**RECORDS SUPPLIED:**
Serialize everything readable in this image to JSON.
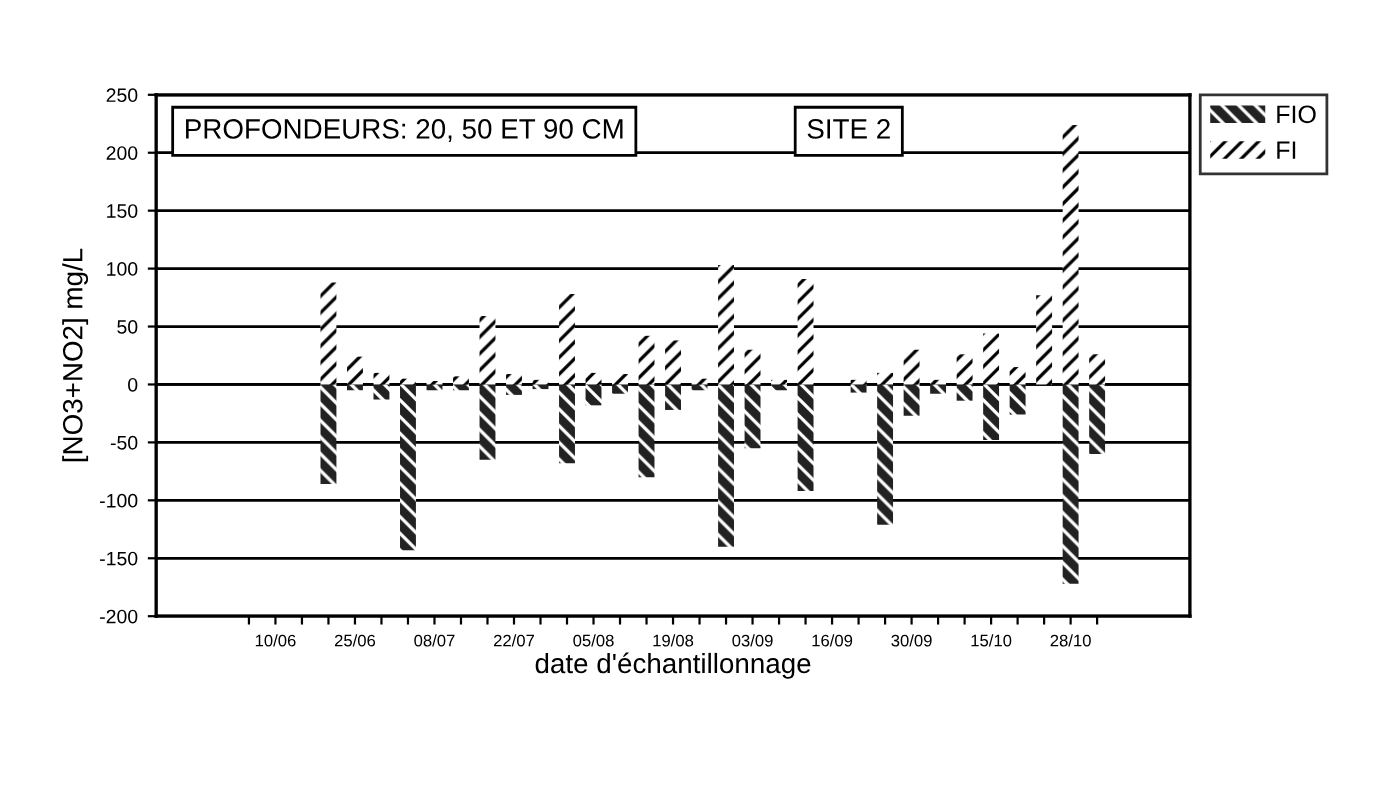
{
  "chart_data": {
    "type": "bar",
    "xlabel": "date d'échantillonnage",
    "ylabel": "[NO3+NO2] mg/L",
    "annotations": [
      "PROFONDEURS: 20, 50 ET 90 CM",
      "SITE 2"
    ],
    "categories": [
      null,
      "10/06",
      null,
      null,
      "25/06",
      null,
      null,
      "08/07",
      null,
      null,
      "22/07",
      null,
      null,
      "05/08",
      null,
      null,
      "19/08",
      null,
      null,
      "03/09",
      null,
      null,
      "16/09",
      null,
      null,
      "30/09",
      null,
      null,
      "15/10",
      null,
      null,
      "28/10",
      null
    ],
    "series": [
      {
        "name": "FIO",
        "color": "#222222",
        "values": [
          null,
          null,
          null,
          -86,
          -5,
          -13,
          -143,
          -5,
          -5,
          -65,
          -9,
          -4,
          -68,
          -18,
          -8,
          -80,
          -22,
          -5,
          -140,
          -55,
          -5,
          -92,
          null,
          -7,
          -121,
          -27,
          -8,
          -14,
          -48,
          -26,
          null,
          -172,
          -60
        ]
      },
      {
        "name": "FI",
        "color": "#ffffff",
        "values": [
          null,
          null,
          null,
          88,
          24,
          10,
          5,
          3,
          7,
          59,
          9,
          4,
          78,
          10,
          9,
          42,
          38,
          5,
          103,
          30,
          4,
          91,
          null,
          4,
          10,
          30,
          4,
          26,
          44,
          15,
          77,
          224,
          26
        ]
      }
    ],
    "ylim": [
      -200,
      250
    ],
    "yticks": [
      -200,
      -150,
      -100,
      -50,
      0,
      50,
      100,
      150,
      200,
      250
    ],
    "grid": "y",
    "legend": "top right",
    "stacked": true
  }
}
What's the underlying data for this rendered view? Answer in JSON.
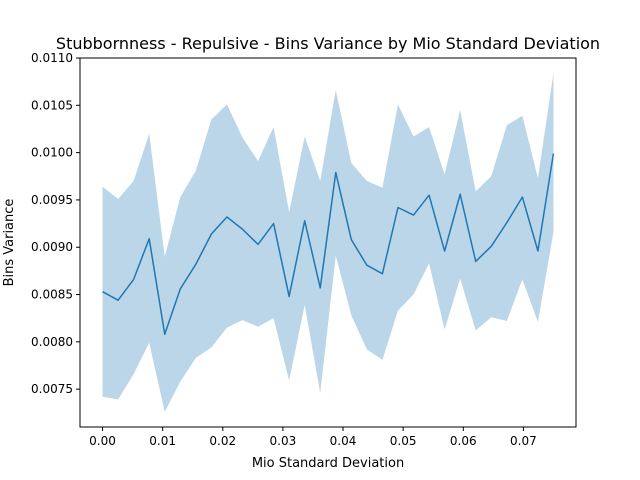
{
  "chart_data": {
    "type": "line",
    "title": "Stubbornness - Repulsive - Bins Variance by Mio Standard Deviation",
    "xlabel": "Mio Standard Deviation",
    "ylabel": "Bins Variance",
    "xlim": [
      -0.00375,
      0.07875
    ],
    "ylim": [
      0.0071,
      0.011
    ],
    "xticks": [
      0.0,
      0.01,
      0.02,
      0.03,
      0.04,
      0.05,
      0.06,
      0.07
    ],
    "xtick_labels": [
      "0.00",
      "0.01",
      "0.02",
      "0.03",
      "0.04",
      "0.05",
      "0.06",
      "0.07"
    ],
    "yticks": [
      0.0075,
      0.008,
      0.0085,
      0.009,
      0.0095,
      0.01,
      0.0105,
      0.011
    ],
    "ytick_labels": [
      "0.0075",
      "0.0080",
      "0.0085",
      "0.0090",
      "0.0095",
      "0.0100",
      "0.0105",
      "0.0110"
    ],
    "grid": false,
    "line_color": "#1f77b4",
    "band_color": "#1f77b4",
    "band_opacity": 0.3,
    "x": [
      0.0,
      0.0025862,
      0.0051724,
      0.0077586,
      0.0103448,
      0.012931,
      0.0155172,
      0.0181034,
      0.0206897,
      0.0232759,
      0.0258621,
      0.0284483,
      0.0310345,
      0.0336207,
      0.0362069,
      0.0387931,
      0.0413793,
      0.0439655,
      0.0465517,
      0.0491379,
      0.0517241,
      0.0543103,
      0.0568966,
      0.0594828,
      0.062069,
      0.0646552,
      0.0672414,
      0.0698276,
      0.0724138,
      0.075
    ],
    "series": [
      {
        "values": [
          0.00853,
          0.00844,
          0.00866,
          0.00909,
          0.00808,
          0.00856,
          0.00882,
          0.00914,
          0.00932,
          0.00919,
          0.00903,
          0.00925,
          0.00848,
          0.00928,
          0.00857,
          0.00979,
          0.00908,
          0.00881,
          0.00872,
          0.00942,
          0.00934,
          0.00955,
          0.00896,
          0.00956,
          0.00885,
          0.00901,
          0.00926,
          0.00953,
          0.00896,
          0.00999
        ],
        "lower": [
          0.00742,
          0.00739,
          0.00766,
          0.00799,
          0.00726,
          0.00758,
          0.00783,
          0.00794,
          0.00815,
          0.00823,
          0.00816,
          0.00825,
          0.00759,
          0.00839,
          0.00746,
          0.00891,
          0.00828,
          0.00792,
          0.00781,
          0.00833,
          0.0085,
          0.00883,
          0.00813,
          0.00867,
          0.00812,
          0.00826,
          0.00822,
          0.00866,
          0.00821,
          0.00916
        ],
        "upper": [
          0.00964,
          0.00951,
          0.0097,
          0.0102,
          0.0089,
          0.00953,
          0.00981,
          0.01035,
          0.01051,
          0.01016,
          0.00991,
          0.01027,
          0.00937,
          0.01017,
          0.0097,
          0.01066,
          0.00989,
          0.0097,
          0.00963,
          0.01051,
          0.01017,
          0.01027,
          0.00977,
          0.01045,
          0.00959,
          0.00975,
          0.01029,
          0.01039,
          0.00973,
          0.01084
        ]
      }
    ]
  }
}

**GOAL OF THE EXERCISE:**
The pictures should not appear in the copy; every other part of the records above must be returned exactly.

**REPLY TO THE EXERCISE:**
Serialize everything readable in this image to JSON.
{
  "chart_data": {
    "type": "bar",
    "xlabel": "date d'échantillonnage",
    "ylabel": "[NO3+NO2] mg/L",
    "annotations": [
      "PROFONDEURS: 20, 50 ET 90 CM",
      "SITE 2"
    ],
    "categories": [
      null,
      "10/06",
      null,
      null,
      "25/06",
      null,
      null,
      "08/07",
      null,
      null,
      "22/07",
      null,
      null,
      "05/08",
      null,
      null,
      "19/08",
      null,
      null,
      "03/09",
      null,
      null,
      "16/09",
      null,
      null,
      "30/09",
      null,
      null,
      "15/10",
      null,
      null,
      "28/10",
      null
    ],
    "series": [
      {
        "name": "FIO",
        "color": "#222222",
        "values": [
          null,
          null,
          null,
          -86,
          -5,
          -13,
          -143,
          -5,
          -5,
          -65,
          -9,
          -4,
          -68,
          -18,
          -8,
          -80,
          -22,
          -5,
          -140,
          -55,
          -5,
          -92,
          null,
          -7,
          -121,
          -27,
          -8,
          -14,
          -48,
          -26,
          null,
          -172,
          -60
        ]
      },
      {
        "name": "FI",
        "color": "#ffffff",
        "values": [
          null,
          null,
          null,
          88,
          24,
          10,
          5,
          3,
          7,
          59,
          9,
          4,
          78,
          10,
          9,
          42,
          38,
          5,
          103,
          30,
          4,
          91,
          null,
          4,
          10,
          30,
          4,
          26,
          44,
          15,
          77,
          224,
          26
        ]
      }
    ],
    "ylim": [
      -200,
      250
    ],
    "yticks": [
      -200,
      -150,
      -100,
      -50,
      0,
      50,
      100,
      150,
      200,
      250
    ],
    "grid": "y",
    "legend": "top right",
    "stacked": true
  }
}
What's the underlying data for this rendered view? Answer in JSON.
{
  "chart_data": {
    "type": "line",
    "title": "Stubbornness - Repulsive - Bins Variance by Mio Standard Deviation",
    "xlabel": "Mio Standard Deviation",
    "ylabel": "Bins Variance",
    "xlim": [
      -0.00375,
      0.07875
    ],
    "ylim": [
      0.0071,
      0.011
    ],
    "xticks": [
      0.0,
      0.01,
      0.02,
      0.03,
      0.04,
      0.05,
      0.06,
      0.07
    ],
    "xtick_labels": [
      "0.00",
      "0.01",
      "0.02",
      "0.03",
      "0.04",
      "0.05",
      "0.06",
      "0.07"
    ],
    "yticks": [
      0.0075,
      0.008,
      0.0085,
      0.009,
      0.0095,
      0.01,
      0.0105,
      0.011
    ],
    "ytick_labels": [
      "0.0075",
      "0.0080",
      "0.0085",
      "0.0090",
      "0.0095",
      "0.0100",
      "0.0105",
      "0.0110"
    ],
    "grid": false,
    "line_color": "#1f77b4",
    "band_color": "#1f77b4",
    "band_opacity": 0.3,
    "x": [
      0.0,
      0.0025862,
      0.0051724,
      0.0077586,
      0.0103448,
      0.012931,
      0.0155172,
      0.0181034,
      0.0206897,
      0.0232759,
      0.0258621,
      0.0284483,
      0.0310345,
      0.0336207,
      0.0362069,
      0.0387931,
      0.0413793,
      0.0439655,
      0.0465517,
      0.0491379,
      0.0517241,
      0.0543103,
      0.0568966,
      0.0594828,
      0.062069,
      0.0646552,
      0.0672414,
      0.0698276,
      0.0724138,
      0.075
    ],
    "series": [
      {
        "values": [
          0.00853,
          0.00844,
          0.00866,
          0.00909,
          0.00808,
          0.00856,
          0.00882,
          0.00914,
          0.00932,
          0.00919,
          0.00903,
          0.00925,
          0.00848,
          0.00928,
          0.00857,
          0.00979,
          0.00908,
          0.00881,
          0.00872,
          0.00942,
          0.00934,
          0.00955,
          0.00896,
          0.00956,
          0.00885,
          0.00901,
          0.00926,
          0.00953,
          0.00896,
          0.00999
        ],
        "lower": [
          0.00742,
          0.00739,
          0.00766,
          0.00799,
          0.00726,
          0.00758,
          0.00783,
          0.00794,
          0.00815,
          0.00823,
          0.00816,
          0.00825,
          0.00759,
          0.00839,
          0.00746,
          0.00891,
          0.00828,
          0.00792,
          0.00781,
          0.00833,
          0.0085,
          0.00883,
          0.00813,
          0.00867,
          0.00812,
          0.00826,
          0.00822,
          0.00866,
          0.00821,
          0.00916
        ],
        "upper": [
          0.00964,
          0.00951,
          0.0097,
          0.0102,
          0.0089,
          0.00953,
          0.00981,
          0.01035,
          0.01051,
          0.01016,
          0.00991,
          0.01027,
          0.00937,
          0.01017,
          0.0097,
          0.01066,
          0.00989,
          0.0097,
          0.00963,
          0.01051,
          0.01017,
          0.01027,
          0.00977,
          0.01045,
          0.00959,
          0.00975,
          0.01029,
          0.01039,
          0.00973,
          0.01084
        ]
      }
    ]
  }
}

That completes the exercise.